**Required task**
Using the records below, locate all lines containing "cabeza" and return them.

Data records

• • • • •

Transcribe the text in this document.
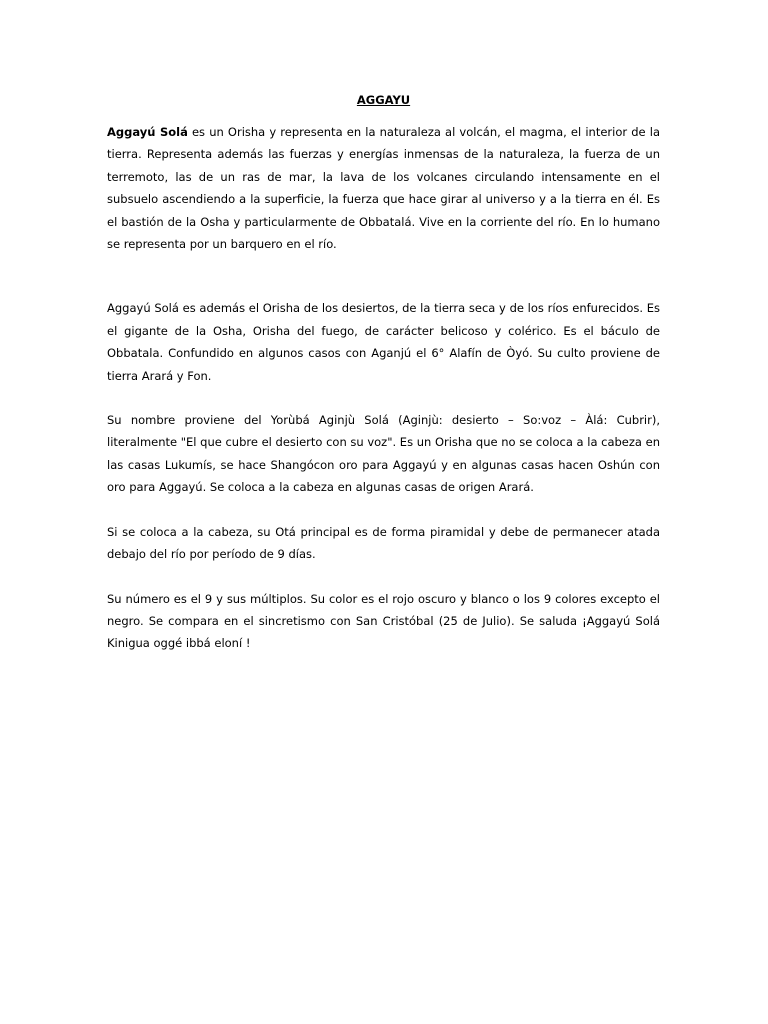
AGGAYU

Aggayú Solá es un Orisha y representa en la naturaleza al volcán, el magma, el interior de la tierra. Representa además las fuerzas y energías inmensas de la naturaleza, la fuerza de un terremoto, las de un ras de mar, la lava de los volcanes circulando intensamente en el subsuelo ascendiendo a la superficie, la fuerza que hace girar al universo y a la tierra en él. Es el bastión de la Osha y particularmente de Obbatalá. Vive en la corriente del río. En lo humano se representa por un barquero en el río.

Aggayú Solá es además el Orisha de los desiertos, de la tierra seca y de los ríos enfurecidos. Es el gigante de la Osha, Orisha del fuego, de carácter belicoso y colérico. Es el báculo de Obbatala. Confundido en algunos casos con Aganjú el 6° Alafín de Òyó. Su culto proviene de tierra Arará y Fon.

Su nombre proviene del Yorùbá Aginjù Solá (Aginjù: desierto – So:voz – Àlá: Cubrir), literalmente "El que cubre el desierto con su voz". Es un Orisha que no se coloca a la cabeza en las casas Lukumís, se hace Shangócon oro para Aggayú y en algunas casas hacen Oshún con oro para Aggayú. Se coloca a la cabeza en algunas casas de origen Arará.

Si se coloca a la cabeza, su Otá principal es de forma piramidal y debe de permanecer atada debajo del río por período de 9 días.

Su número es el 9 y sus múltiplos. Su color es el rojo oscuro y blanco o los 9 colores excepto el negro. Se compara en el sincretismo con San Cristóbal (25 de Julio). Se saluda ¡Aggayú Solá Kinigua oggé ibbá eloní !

• • • • •

**Task solution**
Su nombre proviene del Yorùbá Aginjù Solá (Aginjù: desierto – So:voz – Àlá: Cubrir), literalmente "El que cubre el desierto con su voz". Es un Orisha que no se coloca a la cabeza en las casas Lukumís, se hace Shangócon oro para Aggayú y en algunas casas hacen Oshún con oro para Aggayú. Se coloca a la cabeza en algunas casas de origen Arará.
Si se coloca a la cabeza, su Otá principal es de forma piramidal y debe de permanecer atada debajo del río por período de 9 días.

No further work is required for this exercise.